### [TASK REQUIREMENTS]
Quote the whole listing verbatim.

### [GIVEN INFORMATION]
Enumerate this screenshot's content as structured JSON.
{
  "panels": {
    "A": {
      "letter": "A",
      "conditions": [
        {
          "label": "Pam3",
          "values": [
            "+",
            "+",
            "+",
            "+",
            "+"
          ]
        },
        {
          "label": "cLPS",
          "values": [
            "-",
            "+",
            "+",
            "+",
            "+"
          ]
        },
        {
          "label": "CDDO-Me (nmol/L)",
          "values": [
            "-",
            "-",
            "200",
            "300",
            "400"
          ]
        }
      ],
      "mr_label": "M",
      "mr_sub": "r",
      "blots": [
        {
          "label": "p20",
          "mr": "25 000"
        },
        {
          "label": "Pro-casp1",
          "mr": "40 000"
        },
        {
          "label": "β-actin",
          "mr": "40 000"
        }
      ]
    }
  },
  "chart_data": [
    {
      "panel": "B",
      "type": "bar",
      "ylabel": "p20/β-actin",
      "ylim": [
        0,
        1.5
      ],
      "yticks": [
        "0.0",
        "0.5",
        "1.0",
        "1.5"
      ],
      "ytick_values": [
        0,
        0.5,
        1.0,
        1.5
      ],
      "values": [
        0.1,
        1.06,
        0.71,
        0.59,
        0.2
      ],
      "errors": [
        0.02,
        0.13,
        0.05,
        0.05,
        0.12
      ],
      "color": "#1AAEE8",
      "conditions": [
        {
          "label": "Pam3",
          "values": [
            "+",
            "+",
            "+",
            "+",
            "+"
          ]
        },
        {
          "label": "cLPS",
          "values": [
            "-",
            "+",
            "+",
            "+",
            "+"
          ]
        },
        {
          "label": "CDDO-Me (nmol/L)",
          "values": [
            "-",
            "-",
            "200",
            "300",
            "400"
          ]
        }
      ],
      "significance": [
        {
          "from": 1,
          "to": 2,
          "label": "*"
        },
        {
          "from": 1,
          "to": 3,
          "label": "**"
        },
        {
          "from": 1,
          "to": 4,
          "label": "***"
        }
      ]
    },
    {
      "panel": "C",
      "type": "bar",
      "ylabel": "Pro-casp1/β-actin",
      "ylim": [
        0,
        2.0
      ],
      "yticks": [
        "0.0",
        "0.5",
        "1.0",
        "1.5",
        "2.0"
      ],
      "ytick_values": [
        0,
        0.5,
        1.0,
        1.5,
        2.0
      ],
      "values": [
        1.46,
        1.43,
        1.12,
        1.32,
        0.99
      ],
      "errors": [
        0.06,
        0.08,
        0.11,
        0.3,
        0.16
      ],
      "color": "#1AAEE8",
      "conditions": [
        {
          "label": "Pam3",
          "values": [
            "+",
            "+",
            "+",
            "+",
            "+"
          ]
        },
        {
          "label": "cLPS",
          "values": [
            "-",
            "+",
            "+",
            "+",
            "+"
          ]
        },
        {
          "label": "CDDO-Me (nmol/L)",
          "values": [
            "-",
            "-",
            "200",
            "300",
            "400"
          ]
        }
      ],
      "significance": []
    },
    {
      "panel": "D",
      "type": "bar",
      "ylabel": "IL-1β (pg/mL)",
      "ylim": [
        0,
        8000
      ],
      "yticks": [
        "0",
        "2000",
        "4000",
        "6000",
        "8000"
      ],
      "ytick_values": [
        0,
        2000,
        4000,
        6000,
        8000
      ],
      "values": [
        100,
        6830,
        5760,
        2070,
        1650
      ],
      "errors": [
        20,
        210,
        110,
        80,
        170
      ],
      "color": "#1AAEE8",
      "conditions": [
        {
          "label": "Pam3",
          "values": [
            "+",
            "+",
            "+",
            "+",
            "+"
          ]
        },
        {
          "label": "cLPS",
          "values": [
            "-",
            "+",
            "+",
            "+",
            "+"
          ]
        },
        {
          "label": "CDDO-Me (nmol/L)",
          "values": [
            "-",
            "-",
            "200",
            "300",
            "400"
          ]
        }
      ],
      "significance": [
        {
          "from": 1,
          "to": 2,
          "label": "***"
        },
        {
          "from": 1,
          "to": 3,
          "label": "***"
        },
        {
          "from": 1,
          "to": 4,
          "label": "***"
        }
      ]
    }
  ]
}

### [RESULT BELOW]
Enumerate this screenshot's content as structured JSON.
{
  "panels": {
    "A": {
      "letter": "A",
      "conditions": [
        {
          "label": "Pam3",
          "values": [
            "+",
            "+",
            "+",
            "+",
            "+"
          ]
        },
        {
          "label": "cLPS",
          "values": [
            "-",
            "+",
            "+",
            "+",
            "+"
          ]
        },
        {
          "label": "CDDO-Me (nmol/L)",
          "values": [
            "-",
            "-",
            "200",
            "300",
            "400"
          ]
        }
      ],
      "mr_label": "M",
      "mr_sub": "r",
      "blots": [
        {
          "label": "p20",
          "mr": "25 000"
        },
        {
          "label": "Pro-casp1",
          "mr": "40 000"
        },
        {
          "label": "β-actin",
          "mr": "40 000"
        }
      ]
    }
  },
  "chart_data": [
    {
      "panel": "B",
      "type": "bar",
      "ylabel": "p20/β-actin",
      "ylim": [
        0,
        1.5
      ],
      "yticks": [
        "0.0",
        "0.5",
        "1.0",
        "1.5"
      ],
      "ytick_values": [
        0,
        0.5,
        1.0,
        1.5
      ],
      "values": [
        0.1,
        1.06,
        0.71,
        0.59,
        0.2
      ],
      "errors": [
        0.02,
        0.13,
        0.05,
        0.05,
        0.12
      ],
      "color": "#1AAEE8",
      "conditions": [
        {
          "label": "Pam3",
          "values": [
            "+",
            "+",
            "+",
            "+",
            "+"
          ]
        },
        {
          "label": "cLPS",
          "values": [
            "-",
            "+",
            "+",
            "+",
            "+"
          ]
        },
        {
          "label": "CDDO-Me (nmol/L)",
          "values": [
            "-",
            "-",
            "200",
            "300",
            "400"
          ]
        }
      ],
      "significance": [
        {
          "from": 1,
          "to": 2,
          "label": "*"
        },
        {
          "from": 1,
          "to": 3,
          "label": "**"
        },
        {
          "from": 1,
          "to": 4,
          "label": "***"
        }
      ]
    },
    {
      "panel": "C",
      "type": "bar",
      "ylabel": "Pro-casp1/β-actin",
      "ylim": [
        0,
        2.0
      ],
      "yticks": [
        "0.0",
        "0.5",
        "1.0",
        "1.5",
        "2.0"
      ],
      "ytick_values": [
        0,
        0.5,
        1.0,
        1.5,
        2.0
      ],
      "values": [
        1.46,
        1.43,
        1.12,
        1.32,
        0.99
      ],
      "errors": [
        0.06,
        0.08,
        0.11,
        0.3,
        0.16
      ],
      "color": "#1AAEE8",
      "conditions": [
        {
          "label": "Pam3",
          "values": [
            "+",
            "+",
            "+",
            "+",
            "+"
          ]
        },
        {
          "label": "cLPS",
          "values": [
            "-",
            "+",
            "+",
            "+",
            "+"
          ]
        },
        {
          "label": "CDDO-Me (nmol/L)",
          "values": [
            "-",
            "-",
            "200",
            "300",
            "400"
          ]
        }
      ],
      "significance": []
    },
    {
      "panel": "D",
      "type": "bar",
      "ylabel": "IL-1β (pg/mL)",
      "ylim": [
        0,
        8000
      ],
      "yticks": [
        "0",
        "2000",
        "4000",
        "6000",
        "8000"
      ],
      "ytick_values": [
        0,
        2000,
        4000,
        6000,
        8000
      ],
      "values": [
        100,
        6830,
        5760,
        2070,
        1650
      ],
      "errors": [
        20,
        210,
        110,
        80,
        170
      ],
      "color": "#1AAEE8",
      "conditions": [
        {
          "label": "Pam3",
          "values": [
            "+",
            "+",
            "+",
            "+",
            "+"
          ]
        },
        {
          "label": "cLPS",
          "values": [
            "-",
            "+",
            "+",
            "+",
            "+"
          ]
        },
        {
          "label": "CDDO-Me (nmol/L)",
          "values": [
            "-",
            "-",
            "200",
            "300",
            "400"
          ]
        }
      ],
      "significance": [
        {
          "from": 1,
          "to": 2,
          "label": "***"
        },
        {
          "from": 1,
          "to": 3,
          "label": "***"
        },
        {
          "from": 1,
          "to": 4,
          "label": "***"
        }
      ]
    }
  ]
}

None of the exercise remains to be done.